::: Given data

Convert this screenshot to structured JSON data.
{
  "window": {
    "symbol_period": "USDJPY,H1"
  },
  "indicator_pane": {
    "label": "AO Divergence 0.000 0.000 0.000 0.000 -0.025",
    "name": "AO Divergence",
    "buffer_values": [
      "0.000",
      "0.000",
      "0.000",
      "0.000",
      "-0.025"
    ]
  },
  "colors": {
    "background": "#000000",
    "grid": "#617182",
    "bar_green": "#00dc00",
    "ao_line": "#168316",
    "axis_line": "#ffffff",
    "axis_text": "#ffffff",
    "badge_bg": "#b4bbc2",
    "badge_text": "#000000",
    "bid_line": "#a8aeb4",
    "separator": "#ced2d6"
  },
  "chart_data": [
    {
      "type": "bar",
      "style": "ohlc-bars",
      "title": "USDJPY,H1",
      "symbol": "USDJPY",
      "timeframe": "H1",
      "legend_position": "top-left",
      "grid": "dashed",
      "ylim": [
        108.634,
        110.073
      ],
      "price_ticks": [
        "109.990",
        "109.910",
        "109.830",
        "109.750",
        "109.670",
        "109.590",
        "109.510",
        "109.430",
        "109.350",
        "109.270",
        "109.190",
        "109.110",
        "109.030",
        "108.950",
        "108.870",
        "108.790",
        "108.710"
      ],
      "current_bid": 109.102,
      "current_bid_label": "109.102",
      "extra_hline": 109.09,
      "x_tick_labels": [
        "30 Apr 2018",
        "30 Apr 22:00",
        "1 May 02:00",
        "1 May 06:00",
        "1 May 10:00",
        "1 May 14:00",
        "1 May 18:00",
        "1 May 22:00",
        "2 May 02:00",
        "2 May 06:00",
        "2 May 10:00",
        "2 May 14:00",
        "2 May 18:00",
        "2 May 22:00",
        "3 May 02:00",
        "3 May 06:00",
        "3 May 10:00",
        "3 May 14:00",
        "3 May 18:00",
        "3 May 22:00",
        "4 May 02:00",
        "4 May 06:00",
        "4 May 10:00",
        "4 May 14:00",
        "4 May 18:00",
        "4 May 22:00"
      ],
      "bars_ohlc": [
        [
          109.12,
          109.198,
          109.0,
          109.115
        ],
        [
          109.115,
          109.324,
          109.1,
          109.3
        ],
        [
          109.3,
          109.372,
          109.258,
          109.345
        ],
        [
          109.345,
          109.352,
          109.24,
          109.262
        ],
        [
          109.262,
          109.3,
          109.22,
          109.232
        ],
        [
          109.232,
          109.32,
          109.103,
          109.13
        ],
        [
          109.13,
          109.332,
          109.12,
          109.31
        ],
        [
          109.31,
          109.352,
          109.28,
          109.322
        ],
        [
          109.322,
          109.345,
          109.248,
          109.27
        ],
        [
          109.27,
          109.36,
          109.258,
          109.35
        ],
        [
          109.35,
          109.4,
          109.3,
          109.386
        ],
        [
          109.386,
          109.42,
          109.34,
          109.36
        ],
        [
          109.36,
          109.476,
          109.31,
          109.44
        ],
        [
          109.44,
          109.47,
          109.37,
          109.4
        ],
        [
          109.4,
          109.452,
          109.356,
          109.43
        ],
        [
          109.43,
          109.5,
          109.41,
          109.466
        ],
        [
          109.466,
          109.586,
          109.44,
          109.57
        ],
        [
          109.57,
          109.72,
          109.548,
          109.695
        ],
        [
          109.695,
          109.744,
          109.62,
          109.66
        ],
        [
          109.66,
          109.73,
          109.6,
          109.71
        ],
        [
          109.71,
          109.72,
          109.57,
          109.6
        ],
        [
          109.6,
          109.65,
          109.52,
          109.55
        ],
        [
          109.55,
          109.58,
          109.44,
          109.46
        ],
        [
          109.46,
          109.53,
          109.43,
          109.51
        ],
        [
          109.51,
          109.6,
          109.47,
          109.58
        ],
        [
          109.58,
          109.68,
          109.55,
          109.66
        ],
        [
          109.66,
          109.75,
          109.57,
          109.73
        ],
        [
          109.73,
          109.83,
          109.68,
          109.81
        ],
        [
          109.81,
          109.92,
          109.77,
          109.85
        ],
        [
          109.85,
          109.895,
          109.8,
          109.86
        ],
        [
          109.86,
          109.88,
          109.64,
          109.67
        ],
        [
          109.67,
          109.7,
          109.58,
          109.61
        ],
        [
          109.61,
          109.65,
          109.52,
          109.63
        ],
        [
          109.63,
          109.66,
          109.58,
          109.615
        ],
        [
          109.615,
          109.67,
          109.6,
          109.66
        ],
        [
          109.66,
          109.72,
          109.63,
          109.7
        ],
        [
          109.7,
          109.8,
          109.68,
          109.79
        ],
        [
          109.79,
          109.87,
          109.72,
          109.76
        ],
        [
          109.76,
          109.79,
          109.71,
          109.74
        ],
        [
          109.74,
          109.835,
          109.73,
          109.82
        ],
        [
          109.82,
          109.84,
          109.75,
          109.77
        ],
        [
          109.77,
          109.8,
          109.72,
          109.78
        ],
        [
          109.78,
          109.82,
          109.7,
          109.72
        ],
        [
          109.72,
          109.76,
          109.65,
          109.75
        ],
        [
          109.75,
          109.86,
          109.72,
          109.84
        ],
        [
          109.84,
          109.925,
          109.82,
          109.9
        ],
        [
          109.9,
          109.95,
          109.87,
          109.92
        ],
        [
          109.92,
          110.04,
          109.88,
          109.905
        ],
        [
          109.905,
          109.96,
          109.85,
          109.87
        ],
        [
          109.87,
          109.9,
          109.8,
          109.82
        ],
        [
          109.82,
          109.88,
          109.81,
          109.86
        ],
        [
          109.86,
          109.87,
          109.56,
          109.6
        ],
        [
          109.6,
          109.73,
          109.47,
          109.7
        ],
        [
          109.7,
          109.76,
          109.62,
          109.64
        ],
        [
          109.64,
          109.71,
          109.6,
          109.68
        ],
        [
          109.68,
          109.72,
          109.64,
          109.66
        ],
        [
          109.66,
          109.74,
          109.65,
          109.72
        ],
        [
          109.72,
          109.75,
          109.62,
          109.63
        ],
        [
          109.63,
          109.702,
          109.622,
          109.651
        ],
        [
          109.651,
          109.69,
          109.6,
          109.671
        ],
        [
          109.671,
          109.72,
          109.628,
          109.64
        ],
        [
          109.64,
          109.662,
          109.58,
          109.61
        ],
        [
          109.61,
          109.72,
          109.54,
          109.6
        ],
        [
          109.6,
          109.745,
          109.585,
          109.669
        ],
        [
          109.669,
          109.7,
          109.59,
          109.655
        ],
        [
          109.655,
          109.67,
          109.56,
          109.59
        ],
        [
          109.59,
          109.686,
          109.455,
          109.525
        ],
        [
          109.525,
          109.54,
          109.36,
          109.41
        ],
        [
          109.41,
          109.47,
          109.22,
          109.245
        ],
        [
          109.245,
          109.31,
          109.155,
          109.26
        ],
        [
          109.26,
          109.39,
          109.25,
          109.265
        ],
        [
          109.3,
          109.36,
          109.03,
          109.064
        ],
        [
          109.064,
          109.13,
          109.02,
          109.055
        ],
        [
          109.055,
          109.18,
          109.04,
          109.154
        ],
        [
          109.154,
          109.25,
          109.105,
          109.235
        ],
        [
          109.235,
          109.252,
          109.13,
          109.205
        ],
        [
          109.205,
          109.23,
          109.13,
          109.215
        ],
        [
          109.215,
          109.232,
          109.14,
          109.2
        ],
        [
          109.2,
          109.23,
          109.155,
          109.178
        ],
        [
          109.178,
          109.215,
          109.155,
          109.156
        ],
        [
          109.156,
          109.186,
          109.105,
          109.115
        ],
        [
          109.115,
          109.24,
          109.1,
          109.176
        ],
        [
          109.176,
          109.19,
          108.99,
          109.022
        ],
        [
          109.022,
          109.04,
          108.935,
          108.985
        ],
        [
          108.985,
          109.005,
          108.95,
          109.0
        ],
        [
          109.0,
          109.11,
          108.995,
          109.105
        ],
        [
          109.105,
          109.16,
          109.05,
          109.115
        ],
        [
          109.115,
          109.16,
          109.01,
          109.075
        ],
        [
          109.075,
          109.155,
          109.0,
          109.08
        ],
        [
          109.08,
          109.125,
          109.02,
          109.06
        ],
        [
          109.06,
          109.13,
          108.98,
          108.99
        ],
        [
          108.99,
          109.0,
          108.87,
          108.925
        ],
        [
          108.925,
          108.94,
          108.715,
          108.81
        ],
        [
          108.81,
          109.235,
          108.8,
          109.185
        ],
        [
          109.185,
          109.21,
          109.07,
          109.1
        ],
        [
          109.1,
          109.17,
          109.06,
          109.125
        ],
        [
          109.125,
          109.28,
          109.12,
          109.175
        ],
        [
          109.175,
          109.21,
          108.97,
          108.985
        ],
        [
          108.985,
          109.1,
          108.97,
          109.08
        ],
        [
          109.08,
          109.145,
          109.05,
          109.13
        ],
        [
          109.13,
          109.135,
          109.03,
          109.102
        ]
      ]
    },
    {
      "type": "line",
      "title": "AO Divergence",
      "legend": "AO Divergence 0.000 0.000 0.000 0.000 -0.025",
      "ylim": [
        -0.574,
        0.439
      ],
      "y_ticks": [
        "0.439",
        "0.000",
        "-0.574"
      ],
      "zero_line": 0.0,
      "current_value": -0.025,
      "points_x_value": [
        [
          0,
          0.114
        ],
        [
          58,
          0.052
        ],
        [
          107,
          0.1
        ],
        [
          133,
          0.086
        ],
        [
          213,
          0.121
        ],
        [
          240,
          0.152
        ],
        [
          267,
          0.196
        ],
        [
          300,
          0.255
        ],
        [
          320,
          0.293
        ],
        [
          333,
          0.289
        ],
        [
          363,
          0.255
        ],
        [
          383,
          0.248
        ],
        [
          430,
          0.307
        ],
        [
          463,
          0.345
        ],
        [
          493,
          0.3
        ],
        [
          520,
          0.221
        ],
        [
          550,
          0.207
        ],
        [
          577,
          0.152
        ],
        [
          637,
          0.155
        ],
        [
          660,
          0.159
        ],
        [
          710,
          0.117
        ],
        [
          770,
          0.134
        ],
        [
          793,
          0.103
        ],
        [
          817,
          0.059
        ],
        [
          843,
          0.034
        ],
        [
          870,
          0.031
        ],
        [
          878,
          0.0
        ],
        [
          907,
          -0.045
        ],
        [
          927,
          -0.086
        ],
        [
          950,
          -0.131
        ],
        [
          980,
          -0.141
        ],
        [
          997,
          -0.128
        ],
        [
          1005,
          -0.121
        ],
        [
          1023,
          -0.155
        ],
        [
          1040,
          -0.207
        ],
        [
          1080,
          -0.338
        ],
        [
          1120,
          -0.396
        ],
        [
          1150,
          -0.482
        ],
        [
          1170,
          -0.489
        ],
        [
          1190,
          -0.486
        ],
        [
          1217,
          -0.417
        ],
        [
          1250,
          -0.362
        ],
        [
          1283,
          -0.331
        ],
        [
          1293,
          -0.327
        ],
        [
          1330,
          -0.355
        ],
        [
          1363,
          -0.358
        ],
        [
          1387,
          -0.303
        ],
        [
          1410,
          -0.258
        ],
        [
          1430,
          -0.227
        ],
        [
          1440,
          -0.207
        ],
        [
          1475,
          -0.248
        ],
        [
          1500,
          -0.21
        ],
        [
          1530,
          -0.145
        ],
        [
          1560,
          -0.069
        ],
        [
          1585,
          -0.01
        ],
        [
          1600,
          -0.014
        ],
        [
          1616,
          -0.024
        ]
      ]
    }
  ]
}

::::::

Given exercise: Search the preceding listing for the word "title" and pull out every line that holds it.

Final answer:
      "title": "USDJPY,H1",
      "title": "AO Divergence",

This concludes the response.